THE EXERCISE: From the records below, give the number of lines that contain the string "measuring", without any other text.

------------------------------------------------------------------------

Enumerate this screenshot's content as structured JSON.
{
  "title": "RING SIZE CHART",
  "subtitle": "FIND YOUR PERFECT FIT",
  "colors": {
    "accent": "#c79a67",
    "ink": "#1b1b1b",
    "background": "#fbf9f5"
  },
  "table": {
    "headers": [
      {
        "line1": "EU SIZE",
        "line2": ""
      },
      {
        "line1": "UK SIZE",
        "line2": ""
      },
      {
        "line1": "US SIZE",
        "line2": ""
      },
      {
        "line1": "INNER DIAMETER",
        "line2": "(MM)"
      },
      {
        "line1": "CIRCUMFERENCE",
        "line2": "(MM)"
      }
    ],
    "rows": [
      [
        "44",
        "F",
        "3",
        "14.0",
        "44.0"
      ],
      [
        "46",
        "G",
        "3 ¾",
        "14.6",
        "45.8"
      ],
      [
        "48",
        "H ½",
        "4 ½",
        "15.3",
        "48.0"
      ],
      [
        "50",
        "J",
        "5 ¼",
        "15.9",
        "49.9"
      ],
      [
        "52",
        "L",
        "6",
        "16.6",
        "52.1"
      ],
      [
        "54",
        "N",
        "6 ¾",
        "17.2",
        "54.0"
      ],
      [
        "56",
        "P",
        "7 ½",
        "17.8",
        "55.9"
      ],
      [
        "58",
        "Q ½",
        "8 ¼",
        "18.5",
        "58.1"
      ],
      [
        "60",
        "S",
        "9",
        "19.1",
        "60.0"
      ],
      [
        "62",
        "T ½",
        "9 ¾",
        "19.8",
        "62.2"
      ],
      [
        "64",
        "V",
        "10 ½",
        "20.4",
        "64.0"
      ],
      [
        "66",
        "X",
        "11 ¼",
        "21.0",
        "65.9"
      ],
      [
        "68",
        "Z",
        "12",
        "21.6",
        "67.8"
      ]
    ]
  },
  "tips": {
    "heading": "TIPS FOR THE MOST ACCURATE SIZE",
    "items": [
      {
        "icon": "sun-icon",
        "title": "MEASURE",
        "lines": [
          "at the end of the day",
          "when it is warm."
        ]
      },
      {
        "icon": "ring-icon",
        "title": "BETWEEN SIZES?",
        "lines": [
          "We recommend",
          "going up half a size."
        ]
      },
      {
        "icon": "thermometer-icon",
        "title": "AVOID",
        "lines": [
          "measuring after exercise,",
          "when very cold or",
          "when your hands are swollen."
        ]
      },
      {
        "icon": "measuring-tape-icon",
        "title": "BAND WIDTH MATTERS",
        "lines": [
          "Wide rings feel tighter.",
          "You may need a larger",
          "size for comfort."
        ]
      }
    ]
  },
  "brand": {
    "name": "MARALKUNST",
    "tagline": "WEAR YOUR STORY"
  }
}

------------------------------------------------------------------------

FINAL RESULT: 2